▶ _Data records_
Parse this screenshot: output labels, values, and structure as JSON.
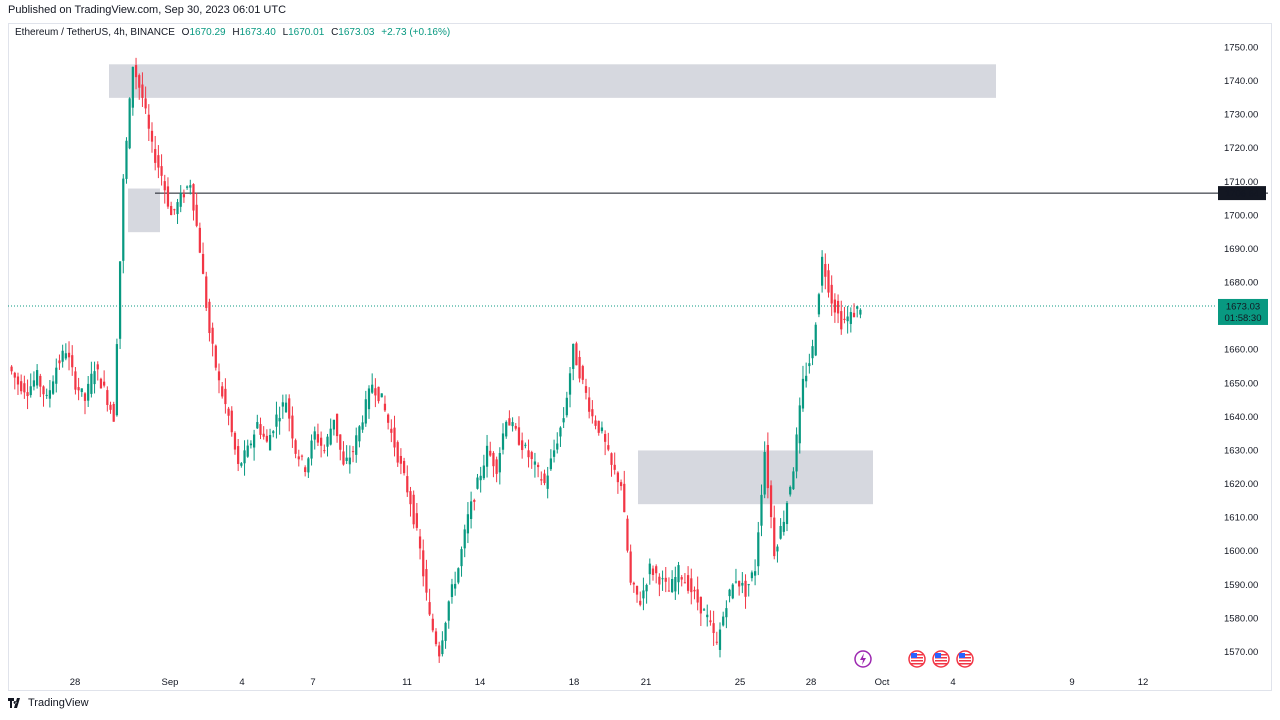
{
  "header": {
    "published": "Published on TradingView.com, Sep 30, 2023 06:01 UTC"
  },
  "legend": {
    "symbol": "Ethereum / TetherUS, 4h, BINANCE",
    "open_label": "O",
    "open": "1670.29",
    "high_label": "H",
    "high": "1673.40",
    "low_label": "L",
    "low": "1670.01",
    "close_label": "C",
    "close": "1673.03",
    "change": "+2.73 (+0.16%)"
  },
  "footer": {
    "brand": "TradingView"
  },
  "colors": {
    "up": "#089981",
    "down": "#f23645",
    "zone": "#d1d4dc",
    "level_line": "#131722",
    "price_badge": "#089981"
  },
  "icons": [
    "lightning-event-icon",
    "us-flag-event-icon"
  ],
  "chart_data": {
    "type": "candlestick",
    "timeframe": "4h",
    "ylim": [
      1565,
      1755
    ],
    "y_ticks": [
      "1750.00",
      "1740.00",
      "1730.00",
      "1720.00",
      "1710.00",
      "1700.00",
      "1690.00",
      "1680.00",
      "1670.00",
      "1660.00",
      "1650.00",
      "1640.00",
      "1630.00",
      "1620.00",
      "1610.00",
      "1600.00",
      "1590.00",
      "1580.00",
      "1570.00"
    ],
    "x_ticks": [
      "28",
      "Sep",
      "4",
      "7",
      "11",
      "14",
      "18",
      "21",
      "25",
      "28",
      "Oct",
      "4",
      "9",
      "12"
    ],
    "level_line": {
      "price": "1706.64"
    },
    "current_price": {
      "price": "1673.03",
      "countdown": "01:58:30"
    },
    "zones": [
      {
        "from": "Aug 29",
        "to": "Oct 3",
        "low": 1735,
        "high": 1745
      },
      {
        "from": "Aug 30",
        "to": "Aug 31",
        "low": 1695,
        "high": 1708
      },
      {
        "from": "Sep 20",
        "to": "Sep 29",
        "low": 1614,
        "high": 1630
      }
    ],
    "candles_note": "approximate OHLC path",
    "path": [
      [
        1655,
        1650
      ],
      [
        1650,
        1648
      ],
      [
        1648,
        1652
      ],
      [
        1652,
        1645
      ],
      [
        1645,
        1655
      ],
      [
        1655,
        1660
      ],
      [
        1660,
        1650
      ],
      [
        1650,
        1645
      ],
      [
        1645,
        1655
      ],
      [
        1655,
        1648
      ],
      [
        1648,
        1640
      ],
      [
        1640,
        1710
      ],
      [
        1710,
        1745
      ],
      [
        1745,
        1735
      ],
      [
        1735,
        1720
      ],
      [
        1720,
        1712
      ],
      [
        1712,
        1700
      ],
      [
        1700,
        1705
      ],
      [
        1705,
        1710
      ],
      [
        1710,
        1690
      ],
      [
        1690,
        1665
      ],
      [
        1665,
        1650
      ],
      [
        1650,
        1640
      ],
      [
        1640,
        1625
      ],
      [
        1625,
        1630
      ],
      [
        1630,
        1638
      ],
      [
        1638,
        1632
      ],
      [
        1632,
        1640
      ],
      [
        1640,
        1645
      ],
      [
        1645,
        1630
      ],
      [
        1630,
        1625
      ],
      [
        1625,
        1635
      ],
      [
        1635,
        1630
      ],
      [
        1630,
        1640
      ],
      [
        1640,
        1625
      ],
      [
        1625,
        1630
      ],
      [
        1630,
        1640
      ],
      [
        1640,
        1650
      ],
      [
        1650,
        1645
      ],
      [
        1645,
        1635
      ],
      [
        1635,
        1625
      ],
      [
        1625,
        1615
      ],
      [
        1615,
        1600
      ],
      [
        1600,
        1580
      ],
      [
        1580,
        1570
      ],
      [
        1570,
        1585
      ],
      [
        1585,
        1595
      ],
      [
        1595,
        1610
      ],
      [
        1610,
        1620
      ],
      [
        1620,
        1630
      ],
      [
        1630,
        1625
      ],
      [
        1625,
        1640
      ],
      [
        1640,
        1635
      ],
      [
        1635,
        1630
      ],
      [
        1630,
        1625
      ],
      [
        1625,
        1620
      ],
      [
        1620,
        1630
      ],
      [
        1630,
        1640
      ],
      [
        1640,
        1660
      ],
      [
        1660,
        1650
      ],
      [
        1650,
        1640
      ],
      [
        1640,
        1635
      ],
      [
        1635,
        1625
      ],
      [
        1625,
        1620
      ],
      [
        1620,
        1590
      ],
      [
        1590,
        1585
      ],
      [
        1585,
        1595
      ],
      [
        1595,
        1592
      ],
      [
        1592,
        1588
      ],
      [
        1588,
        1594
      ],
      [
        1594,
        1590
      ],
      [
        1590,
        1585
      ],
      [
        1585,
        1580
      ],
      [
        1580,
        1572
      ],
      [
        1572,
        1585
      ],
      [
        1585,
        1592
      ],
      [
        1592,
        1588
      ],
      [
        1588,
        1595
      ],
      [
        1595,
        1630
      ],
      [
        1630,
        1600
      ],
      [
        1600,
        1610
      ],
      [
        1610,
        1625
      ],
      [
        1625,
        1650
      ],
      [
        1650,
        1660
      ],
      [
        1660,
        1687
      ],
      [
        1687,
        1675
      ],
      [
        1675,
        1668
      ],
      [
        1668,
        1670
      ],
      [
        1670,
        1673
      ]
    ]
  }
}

...

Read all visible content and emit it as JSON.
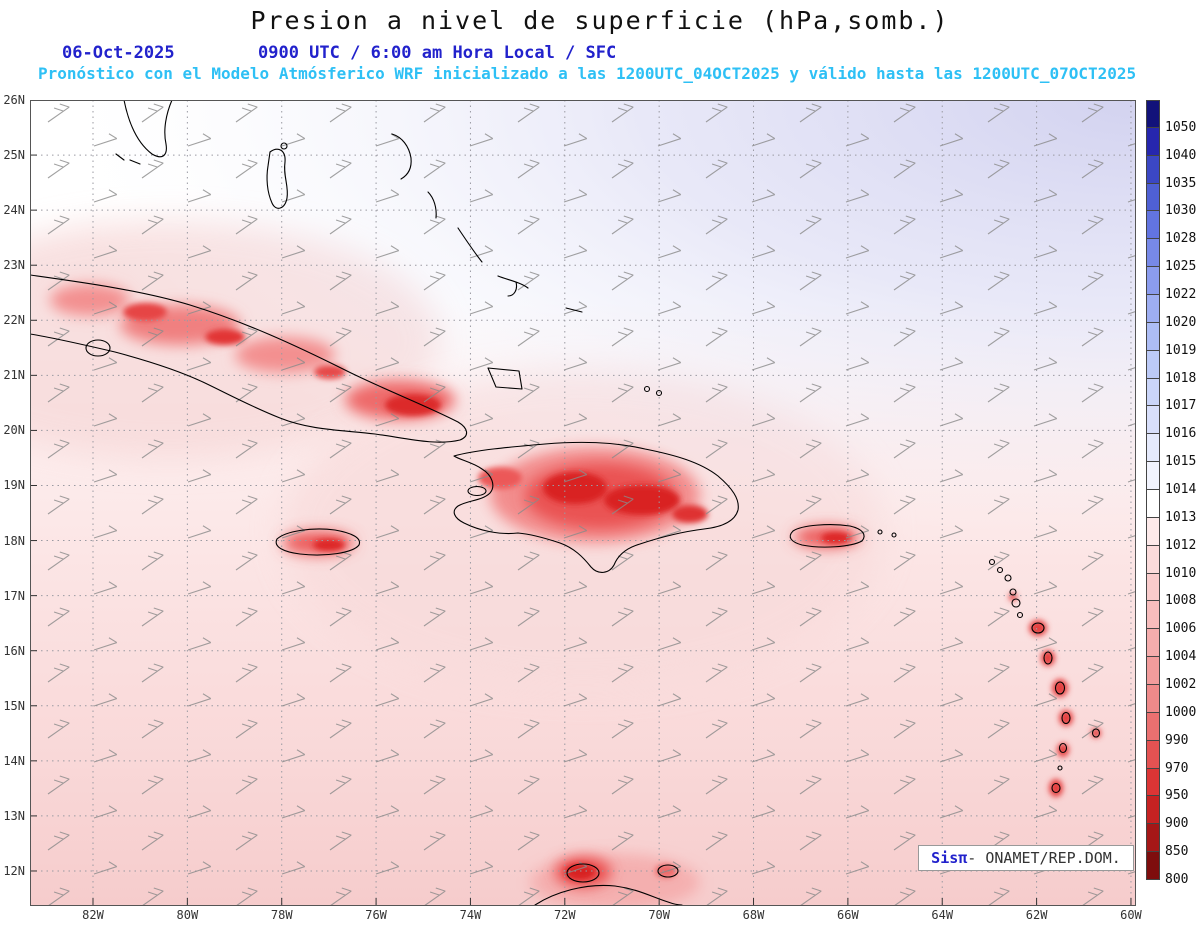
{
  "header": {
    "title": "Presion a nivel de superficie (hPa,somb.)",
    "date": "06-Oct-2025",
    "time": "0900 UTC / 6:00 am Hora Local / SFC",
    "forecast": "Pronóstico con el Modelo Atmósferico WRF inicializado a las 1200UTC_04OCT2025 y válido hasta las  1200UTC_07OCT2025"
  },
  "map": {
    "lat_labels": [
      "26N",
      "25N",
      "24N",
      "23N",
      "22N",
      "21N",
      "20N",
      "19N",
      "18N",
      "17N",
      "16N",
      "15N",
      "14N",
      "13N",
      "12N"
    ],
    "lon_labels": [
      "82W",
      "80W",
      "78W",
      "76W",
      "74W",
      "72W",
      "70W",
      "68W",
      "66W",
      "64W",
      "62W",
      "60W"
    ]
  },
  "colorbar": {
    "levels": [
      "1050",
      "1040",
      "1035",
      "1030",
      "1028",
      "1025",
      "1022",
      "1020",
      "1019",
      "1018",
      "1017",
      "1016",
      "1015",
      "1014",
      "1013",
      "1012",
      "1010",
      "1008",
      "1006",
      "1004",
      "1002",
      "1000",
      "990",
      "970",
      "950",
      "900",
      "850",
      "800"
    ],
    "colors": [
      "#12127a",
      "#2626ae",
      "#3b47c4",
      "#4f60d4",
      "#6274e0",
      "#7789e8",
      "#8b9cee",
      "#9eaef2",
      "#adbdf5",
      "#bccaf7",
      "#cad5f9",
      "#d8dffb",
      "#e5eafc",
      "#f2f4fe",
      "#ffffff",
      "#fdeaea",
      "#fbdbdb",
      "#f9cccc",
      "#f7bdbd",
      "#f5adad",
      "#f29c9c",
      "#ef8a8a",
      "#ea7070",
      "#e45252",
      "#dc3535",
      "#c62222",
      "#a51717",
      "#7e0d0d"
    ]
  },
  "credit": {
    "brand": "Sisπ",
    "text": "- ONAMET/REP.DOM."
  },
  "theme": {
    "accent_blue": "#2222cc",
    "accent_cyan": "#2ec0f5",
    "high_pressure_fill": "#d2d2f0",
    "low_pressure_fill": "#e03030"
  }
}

▶ _The problem_
Check every line of the data, and copy the ones that contain "TradingView".

▶ _The output_
    "published": "Published on TradingView.com, Sep 30, 2023 06:01 UTC"
    "brand": "TradingView"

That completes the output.